• [Exercise requirements]:
Rewrite the lines starting at the one that contains "351, 107, 354]" and ending at the one that contains "97, 107, 100]", replacing "y-tick-label" with "y-axis-label" and keeping everything else the same.

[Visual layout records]
=======

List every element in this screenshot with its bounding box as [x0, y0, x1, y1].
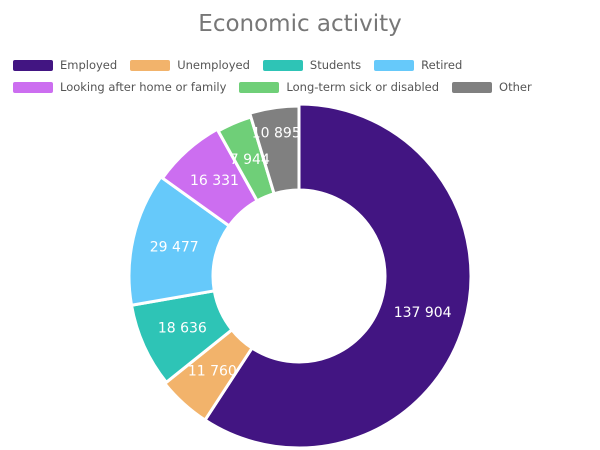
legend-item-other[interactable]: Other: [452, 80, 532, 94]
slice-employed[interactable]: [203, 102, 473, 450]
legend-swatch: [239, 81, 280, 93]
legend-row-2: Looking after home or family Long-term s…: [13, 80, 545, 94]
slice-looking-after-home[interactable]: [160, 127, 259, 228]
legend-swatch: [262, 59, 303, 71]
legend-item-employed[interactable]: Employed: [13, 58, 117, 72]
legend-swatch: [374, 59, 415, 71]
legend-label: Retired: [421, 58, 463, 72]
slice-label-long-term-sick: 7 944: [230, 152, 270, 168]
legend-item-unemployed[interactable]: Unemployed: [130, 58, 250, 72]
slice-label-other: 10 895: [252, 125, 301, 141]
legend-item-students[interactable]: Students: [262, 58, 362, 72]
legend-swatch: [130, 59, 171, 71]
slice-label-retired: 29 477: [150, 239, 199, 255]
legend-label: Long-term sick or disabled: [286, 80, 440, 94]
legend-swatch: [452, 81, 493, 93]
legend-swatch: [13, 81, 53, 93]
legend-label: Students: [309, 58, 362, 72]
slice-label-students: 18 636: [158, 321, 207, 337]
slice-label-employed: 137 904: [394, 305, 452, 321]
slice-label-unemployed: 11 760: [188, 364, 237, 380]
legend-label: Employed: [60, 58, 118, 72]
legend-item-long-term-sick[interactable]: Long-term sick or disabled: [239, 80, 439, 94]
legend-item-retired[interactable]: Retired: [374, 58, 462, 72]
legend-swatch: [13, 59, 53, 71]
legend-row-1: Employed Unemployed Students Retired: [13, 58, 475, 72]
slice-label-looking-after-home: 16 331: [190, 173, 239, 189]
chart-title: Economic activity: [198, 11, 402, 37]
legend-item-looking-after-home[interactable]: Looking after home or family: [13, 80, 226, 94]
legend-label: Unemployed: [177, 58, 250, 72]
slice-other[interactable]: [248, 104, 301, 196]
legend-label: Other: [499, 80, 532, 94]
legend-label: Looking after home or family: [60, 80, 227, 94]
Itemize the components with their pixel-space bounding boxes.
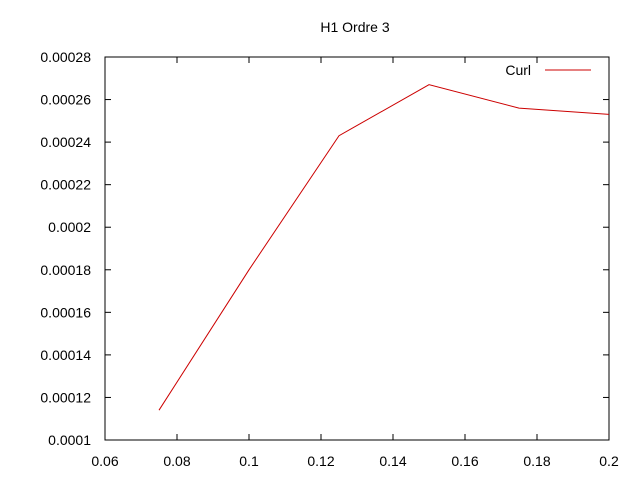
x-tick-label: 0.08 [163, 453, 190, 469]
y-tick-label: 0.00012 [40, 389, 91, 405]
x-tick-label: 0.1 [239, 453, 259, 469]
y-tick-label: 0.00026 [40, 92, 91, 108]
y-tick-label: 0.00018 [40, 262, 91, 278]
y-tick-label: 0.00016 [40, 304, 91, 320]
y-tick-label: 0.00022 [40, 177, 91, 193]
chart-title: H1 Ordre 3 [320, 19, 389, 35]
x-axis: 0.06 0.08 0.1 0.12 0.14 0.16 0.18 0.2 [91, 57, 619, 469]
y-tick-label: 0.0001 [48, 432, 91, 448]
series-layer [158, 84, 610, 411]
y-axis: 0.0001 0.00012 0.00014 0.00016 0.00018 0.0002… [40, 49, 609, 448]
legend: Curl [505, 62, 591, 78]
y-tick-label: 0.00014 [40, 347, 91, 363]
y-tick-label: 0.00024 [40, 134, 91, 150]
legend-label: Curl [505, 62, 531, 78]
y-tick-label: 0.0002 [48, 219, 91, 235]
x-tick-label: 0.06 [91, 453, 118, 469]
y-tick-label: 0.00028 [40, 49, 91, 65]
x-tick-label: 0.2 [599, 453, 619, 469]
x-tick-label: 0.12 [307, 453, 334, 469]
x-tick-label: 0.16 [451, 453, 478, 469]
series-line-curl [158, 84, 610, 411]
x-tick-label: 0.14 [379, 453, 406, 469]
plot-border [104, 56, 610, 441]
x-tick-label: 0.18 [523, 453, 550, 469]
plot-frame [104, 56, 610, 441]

=======

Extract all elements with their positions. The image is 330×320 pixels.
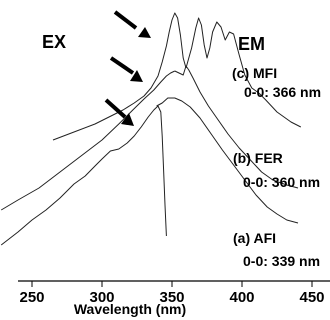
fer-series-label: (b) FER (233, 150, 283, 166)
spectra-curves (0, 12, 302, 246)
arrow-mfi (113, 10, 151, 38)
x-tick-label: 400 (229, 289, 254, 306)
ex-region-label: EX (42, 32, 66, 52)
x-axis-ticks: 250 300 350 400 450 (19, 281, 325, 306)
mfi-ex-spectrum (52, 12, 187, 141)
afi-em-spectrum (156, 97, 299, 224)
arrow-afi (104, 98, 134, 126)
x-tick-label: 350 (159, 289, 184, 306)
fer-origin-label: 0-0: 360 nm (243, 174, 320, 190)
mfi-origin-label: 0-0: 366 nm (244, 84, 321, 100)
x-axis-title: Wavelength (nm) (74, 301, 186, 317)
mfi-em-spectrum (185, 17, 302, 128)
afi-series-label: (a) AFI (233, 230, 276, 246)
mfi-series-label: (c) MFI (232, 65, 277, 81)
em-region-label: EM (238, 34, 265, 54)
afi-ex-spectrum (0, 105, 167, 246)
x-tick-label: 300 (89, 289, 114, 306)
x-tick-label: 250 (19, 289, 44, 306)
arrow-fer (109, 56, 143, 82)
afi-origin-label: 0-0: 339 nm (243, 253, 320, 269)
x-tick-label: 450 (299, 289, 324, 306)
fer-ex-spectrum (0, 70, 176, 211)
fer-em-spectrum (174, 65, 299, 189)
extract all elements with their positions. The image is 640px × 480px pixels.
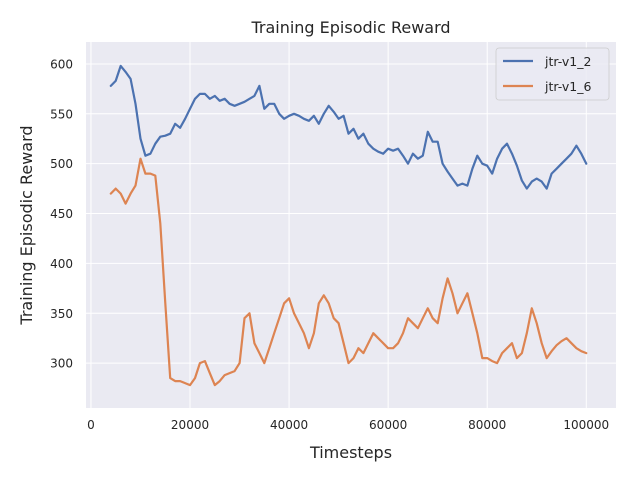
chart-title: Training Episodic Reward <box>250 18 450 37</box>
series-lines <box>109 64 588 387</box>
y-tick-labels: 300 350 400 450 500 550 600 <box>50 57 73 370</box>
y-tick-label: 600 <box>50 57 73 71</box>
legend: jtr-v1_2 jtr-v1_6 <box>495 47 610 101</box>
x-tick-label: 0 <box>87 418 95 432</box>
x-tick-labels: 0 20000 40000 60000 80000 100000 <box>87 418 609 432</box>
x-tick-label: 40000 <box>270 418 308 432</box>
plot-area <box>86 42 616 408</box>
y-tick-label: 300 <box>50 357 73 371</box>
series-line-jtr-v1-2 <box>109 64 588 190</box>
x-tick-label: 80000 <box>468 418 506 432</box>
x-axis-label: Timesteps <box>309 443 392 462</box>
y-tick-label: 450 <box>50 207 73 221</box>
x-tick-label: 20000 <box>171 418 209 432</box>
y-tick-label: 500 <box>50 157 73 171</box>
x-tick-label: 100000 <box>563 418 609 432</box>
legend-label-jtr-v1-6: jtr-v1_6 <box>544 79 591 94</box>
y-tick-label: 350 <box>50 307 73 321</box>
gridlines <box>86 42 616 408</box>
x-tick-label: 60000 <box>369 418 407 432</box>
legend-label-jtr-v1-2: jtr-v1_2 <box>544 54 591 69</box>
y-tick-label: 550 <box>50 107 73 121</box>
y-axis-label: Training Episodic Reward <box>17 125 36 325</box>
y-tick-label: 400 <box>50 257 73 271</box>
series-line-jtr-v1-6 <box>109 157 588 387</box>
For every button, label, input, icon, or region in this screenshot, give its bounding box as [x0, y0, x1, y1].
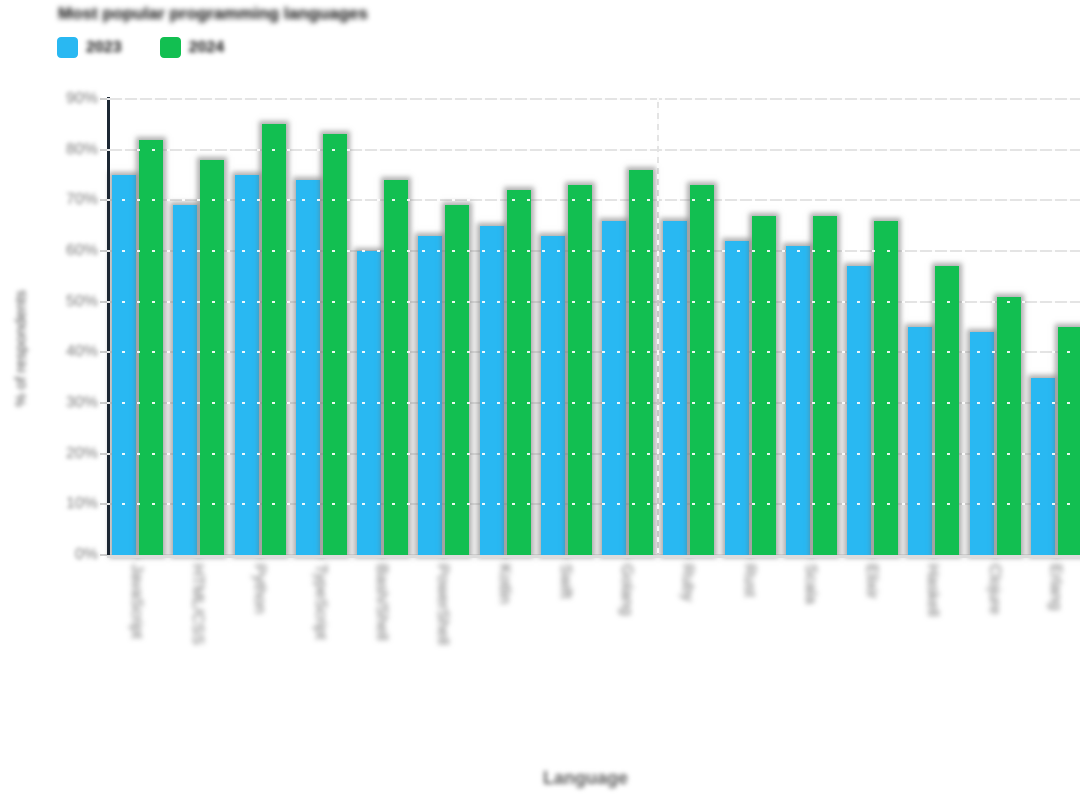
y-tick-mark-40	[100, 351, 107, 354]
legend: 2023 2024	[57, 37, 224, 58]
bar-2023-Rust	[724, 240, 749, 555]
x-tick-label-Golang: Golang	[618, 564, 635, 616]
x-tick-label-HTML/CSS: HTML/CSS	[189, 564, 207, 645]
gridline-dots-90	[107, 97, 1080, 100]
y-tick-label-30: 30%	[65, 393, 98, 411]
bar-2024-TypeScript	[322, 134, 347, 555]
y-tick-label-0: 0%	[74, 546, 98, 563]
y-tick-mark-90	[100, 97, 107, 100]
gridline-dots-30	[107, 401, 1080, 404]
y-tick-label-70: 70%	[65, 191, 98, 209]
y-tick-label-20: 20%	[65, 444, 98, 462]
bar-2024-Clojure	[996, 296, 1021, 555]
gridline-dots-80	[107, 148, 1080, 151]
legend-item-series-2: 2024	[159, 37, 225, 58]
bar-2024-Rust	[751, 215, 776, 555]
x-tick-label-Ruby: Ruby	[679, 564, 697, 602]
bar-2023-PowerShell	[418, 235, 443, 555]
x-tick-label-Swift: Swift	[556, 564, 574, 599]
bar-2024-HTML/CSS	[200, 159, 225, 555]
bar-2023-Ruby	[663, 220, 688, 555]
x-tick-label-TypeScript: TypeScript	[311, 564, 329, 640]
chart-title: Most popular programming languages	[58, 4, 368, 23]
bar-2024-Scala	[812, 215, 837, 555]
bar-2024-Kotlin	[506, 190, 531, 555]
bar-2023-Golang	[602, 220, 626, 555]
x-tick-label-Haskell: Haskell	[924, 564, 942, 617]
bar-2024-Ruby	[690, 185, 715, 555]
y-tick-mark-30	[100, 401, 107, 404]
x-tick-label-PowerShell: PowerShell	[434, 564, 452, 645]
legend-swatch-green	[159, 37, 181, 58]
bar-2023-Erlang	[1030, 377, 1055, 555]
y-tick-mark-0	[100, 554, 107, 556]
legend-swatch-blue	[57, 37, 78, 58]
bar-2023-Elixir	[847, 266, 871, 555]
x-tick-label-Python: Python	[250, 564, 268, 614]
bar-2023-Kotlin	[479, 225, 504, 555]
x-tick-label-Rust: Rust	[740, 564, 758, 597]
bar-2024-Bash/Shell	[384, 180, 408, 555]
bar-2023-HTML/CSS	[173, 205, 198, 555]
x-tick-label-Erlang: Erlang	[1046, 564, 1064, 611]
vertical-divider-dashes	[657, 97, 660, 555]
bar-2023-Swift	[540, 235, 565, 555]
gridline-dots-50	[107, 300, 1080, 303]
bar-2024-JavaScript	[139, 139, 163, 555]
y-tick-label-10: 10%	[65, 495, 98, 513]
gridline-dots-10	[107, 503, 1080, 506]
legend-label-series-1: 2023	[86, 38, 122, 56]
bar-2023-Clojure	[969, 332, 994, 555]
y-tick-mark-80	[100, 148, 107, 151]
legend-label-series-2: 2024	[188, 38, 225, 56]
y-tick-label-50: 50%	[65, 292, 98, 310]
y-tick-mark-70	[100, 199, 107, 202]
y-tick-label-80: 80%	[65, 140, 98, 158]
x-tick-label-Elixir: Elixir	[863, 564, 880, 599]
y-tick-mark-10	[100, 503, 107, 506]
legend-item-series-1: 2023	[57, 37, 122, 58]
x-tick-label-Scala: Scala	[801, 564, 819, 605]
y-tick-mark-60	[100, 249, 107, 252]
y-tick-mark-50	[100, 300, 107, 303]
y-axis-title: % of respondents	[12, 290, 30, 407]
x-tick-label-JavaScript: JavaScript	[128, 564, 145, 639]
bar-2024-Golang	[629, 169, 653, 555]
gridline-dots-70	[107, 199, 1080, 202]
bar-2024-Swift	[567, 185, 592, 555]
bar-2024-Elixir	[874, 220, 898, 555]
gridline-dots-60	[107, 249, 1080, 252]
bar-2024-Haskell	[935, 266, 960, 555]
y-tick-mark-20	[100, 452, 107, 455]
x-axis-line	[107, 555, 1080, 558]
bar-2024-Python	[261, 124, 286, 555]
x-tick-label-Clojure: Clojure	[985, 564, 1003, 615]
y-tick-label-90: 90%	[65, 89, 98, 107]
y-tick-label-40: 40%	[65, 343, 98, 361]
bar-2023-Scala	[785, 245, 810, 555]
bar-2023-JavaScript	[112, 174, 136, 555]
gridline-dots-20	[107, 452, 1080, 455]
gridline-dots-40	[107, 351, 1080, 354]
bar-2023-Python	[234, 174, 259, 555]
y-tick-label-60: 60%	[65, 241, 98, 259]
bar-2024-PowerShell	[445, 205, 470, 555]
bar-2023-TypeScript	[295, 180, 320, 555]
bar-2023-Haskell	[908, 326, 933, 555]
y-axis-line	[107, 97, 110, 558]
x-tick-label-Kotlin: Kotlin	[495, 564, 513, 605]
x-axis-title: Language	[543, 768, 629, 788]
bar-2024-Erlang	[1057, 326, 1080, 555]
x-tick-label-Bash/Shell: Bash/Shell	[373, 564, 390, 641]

=======

• [Complete output]:
y-tick-mark-40	[100, 351, 107, 354]
legend: 2023 2024	[57, 37, 224, 58]
bar-2023-Rust	[724, 240, 749, 555]
x-tick-label-Golang: Golang	[618, 564, 635, 616]
x-tick-label-HTML/CSS: HTML/CSS	[189, 564, 207, 645]
gridline-dots-90	[107, 97, 1080, 100]
y-axis-label-30: 30%	[65, 393, 98, 411]
bar-2024-TypeScript	[322, 134, 347, 555]
y-axis-label-0: 0%	[74, 546, 98, 563]
y-tick-mark-90	[100, 97, 107, 100]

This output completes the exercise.